What you should do: Work through the data line by line, gathering every line that has the word "frac".

--------

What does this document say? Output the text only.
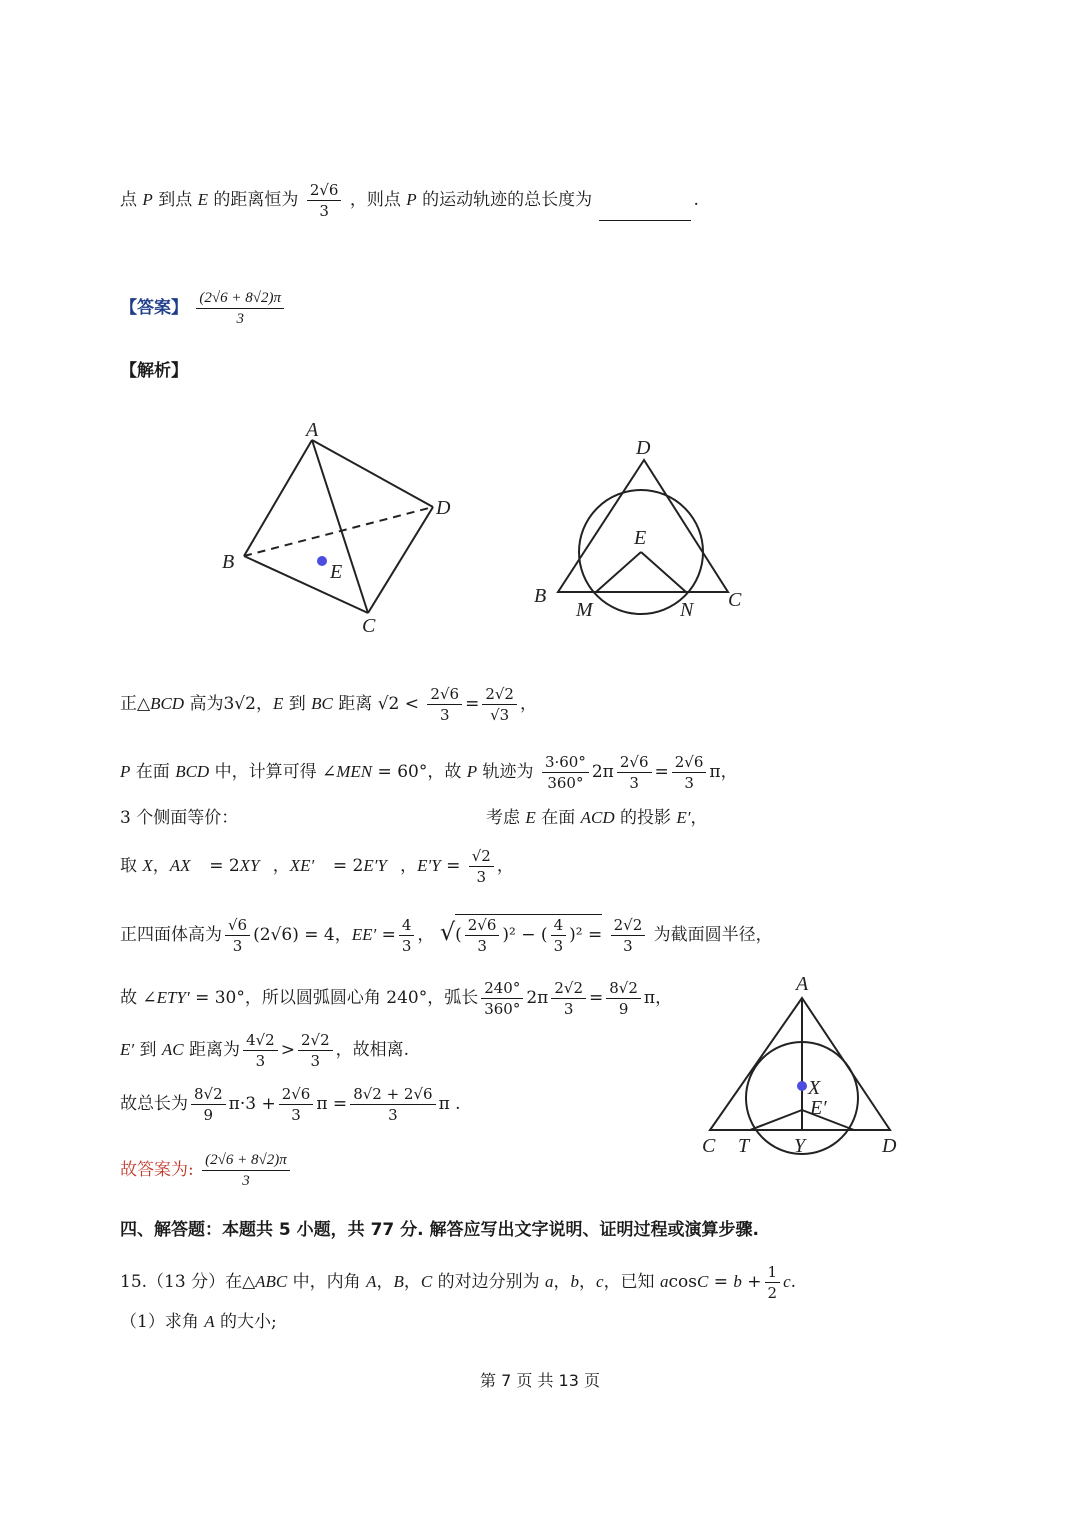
点 P 到点 E 的距离恒为 $\frac{2√6}{3}$ ，则点 P 的运动轨迹的总长度为	.
【答案】 $\frac{(2√6 + 8√2)\pi}{3}$
【解析】
A
B
C
D
E
D
E
B
M	N C
正△BCD 高为3√2，E 到 BC 距离 $√2 < \frac{2√6}{3} = \frac{2√2}{√3}$ ，
P 在面 BCD 中，计算可得 ∠MEN = 60°，故 P 轨迹为 $\frac{3\cdot 60^\circ}{360^\circ} 2\pi \frac{2√6}{3} = \frac{2√6}{3}$ π，
3 个侧面等价：	考虑 E 在面 ACD 的投影 E′，
取 X，AX⃗ = 2XY⃗，XE′⃗ = 2E′Y⃗，$E'Y = \frac{√2}{3}$ ，
正四面体高为 $\frac{√6}{3} (2√6) = 4$，$EE' = \frac{4}{3}$ ， √( $\frac{2√6}{3} )^2$ − ( $\frac{4}{3} )^2 = \frac{2√2}{3}$ 为截面圆半径，
故 ∠ETY′ = 30°，所以圆弧圆心角 240°，弧长 $\frac{240^\circ}{360^\circ} 2\pi \frac{2√2}{3} = \frac{8√2}{9}$ π，
E′ 到 AC 距离为 $\frac{4√2}{3} > \frac{2√2}{3}$ ，故相离.
故总长为 $\frac{8√2}{9} \pi\cdot 3 + \frac{2√6}{3}$ $\pi = \frac{8√2 + 2√6}{3}$ π .
故答案为: $\frac{(2√6 + 8√2)\pi}{3}$
A
X
E′
C T Y	D
四、解答题：本题共 5 小题，共 77 分. 解答应写出文字说明、证明过程或演算步骤.
15.（13 分）在△ABC 中，内角 A，B，C 的对边分别为 a，b，c，已知 $acosC = b + \frac{1}{2} c$.
（1）求角 A 的大小;
第 7 页 共 13 页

--------

Exercise solution:
点 P 到点 E 的距离恒为 $\frac{2√6}{3}$ ，则点 P 的运动轨迹的总长度为	.
【答案】 $\frac{(2√6 + 8√2)\pi}{3}$
正△BCD 高为3√2，E 到 BC 距离 $√2 < \frac{2√6}{3} = \frac{2√2}{√3}$ ，
P 在面 BCD 中，计算可得 ∠MEN = 60°，故 P 轨迹为 $\frac{3\cdot 60^\circ}{360^\circ} 2\pi \frac{2√6}{3} = \frac{2√6}{3}$ π，
取 X，AX⃗ = 2XY⃗，XE′⃗ = 2E′Y⃗，$E'Y = \frac{√2}{3}$ ，
正四面体高为 $\frac{√6}{3} (2√6) = 4$，$EE' = \frac{4}{3}$ ， √( $\frac{2√6}{3} )^2$ − ( $\frac{4}{3} )^2 = \frac{2√2}{3}$ 为截面圆半径，
故 ∠ETY′ = 30°，所以圆弧圆心角 240°，弧长 $\frac{240^\circ}{360^\circ} 2\pi \frac{2√2}{3} = \frac{8√2}{9}$ π，
E′ 到 AC 距离为 $\frac{4√2}{3} > \frac{2√2}{3}$ ，故相离.
故总长为 $\frac{8√2}{9} \pi\cdot 3 + \frac{2√6}{3}$ $\pi = \frac{8√2 + 2√6}{3}$ π .
故答案为: $\frac{(2√6 + 8√2)\pi}{3}$
15.（13 分）在△ABC 中，内角 A，B，C 的对边分别为 a，b，c，已知 $acosC = b + \frac{1}{2} c$.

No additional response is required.